> **Data listing**:
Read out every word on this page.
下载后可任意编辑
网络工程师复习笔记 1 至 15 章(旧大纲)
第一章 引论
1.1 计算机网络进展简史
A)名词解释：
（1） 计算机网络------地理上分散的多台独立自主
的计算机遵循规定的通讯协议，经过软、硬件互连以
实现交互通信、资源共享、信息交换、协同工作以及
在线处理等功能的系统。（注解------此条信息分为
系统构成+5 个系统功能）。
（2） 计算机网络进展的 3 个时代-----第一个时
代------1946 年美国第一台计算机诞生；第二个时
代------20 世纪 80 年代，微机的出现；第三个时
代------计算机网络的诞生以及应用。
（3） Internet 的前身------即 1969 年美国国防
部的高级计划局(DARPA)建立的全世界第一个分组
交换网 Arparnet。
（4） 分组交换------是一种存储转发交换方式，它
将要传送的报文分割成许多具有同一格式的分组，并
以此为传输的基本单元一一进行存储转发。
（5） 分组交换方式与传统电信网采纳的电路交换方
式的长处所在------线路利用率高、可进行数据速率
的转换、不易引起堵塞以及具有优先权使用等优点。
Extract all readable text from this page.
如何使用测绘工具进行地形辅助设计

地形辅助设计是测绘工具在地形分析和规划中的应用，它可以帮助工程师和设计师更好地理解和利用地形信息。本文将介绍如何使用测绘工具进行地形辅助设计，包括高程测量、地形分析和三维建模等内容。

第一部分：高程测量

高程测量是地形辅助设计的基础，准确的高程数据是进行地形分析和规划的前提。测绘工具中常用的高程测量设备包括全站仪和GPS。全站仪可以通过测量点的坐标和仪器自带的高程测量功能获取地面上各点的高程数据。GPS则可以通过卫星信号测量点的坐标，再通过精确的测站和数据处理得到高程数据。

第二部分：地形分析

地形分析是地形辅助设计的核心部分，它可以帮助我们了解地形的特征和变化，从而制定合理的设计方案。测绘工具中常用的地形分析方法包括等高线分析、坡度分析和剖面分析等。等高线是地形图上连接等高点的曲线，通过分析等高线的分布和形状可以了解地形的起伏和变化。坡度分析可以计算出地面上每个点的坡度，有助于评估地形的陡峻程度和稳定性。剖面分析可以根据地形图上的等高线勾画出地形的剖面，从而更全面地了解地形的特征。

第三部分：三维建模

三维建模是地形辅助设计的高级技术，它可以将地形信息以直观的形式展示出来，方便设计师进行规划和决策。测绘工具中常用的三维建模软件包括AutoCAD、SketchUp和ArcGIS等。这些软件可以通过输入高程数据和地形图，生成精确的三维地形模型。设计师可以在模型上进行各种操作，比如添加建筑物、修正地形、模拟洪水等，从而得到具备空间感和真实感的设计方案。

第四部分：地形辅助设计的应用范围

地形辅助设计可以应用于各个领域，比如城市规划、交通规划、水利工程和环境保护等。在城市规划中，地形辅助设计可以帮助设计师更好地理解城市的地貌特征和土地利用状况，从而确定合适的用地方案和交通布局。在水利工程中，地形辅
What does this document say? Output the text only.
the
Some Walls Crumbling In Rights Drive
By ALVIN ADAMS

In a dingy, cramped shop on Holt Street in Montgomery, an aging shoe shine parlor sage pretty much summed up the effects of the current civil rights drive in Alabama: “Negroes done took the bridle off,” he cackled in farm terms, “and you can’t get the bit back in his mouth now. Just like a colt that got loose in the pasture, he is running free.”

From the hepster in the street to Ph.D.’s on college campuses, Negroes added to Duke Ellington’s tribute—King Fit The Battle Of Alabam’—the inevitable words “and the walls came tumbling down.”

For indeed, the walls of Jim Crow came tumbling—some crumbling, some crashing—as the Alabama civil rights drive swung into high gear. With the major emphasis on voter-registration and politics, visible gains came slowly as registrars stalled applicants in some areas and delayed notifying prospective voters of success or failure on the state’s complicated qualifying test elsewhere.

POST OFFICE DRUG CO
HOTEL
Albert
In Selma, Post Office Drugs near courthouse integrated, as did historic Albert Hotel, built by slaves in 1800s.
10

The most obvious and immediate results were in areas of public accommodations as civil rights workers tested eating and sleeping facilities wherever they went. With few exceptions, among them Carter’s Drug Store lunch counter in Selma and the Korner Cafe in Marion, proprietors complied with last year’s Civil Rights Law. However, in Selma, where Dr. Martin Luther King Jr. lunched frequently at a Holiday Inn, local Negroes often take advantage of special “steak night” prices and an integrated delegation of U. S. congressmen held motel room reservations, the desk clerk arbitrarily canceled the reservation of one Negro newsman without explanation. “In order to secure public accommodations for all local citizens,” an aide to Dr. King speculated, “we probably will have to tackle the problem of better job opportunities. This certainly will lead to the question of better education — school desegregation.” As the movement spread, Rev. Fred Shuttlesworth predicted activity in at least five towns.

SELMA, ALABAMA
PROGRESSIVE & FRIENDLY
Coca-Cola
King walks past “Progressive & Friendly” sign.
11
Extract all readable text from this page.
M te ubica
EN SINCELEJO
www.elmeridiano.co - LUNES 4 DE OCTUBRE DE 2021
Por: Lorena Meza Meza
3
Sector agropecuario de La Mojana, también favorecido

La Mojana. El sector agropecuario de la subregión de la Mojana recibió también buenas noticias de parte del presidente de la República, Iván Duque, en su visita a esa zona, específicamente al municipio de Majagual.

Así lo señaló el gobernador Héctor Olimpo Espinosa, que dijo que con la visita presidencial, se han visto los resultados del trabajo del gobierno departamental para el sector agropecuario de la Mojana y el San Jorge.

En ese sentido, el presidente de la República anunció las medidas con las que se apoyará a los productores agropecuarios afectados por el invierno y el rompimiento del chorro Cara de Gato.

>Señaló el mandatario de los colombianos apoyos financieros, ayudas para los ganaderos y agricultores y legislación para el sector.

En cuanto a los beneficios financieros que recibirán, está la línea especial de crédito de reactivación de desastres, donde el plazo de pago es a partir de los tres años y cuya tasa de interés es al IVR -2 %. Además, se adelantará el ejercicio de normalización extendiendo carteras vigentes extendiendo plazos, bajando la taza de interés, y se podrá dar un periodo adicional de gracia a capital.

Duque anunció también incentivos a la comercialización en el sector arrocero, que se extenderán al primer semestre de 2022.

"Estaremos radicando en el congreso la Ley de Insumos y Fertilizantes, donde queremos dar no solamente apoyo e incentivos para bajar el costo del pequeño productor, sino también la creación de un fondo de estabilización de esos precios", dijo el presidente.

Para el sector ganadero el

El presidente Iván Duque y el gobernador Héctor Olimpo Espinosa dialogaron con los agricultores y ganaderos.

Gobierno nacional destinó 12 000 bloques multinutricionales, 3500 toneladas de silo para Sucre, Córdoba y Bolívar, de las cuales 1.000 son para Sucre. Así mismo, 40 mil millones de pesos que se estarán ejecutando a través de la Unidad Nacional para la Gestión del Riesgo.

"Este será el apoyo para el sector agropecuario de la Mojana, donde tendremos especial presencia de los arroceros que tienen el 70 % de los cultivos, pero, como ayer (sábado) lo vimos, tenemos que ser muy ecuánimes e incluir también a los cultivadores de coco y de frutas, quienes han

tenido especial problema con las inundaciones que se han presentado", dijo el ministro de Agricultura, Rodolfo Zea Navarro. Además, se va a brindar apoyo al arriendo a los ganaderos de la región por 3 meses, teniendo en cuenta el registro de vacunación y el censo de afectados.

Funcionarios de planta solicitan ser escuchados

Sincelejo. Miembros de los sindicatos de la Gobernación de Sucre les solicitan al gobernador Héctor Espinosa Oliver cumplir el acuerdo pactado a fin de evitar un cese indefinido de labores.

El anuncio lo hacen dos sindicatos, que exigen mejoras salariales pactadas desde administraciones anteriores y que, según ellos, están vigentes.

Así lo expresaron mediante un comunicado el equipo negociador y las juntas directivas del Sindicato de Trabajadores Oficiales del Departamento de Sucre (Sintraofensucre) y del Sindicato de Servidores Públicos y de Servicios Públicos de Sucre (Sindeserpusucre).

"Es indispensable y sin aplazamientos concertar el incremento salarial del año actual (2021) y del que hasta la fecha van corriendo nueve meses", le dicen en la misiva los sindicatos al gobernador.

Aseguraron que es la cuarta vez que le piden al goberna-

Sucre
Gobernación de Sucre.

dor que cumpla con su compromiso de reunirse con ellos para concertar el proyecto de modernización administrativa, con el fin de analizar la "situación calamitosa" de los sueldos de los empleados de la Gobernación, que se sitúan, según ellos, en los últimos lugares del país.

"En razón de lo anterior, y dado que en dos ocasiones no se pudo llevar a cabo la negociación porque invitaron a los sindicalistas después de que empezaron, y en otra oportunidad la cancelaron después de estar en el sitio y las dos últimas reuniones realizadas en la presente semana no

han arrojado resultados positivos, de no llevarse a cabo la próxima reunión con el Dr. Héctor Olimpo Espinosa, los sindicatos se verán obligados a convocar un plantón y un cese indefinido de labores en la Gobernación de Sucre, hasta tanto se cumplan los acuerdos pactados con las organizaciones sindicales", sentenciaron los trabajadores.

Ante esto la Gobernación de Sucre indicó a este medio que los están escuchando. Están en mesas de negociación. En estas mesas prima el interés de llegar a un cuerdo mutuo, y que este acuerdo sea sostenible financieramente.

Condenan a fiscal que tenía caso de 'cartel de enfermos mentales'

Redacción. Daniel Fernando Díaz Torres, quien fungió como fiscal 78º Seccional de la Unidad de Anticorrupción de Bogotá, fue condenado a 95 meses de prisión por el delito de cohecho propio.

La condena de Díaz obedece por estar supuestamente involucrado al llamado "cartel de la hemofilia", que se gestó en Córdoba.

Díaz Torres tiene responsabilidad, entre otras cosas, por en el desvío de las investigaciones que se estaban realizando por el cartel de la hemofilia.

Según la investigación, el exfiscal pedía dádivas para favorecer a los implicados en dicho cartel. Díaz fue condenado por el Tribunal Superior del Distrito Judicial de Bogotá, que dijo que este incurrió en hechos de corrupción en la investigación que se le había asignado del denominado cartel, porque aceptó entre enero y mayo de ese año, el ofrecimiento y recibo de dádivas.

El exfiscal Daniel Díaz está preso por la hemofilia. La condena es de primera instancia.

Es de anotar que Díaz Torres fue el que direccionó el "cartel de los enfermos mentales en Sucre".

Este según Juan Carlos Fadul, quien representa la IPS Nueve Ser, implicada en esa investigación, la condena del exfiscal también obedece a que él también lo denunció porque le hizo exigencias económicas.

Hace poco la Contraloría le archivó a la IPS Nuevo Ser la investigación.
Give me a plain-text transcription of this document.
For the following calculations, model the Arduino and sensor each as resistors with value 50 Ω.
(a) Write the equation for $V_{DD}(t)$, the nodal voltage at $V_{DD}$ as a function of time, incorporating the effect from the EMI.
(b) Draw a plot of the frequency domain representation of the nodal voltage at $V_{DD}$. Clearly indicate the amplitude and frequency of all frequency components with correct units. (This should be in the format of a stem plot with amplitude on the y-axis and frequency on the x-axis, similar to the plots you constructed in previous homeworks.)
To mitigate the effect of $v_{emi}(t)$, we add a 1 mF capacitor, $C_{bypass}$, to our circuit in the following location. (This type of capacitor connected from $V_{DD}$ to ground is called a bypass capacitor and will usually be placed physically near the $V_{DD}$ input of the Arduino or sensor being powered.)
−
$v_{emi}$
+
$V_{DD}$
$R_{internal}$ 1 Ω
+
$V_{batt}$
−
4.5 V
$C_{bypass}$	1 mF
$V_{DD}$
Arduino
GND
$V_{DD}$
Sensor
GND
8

> **Task**: From the listing above, find the number of lines with the word "Bogotá" in them. Answer with the number only.

> **Complete response**: 2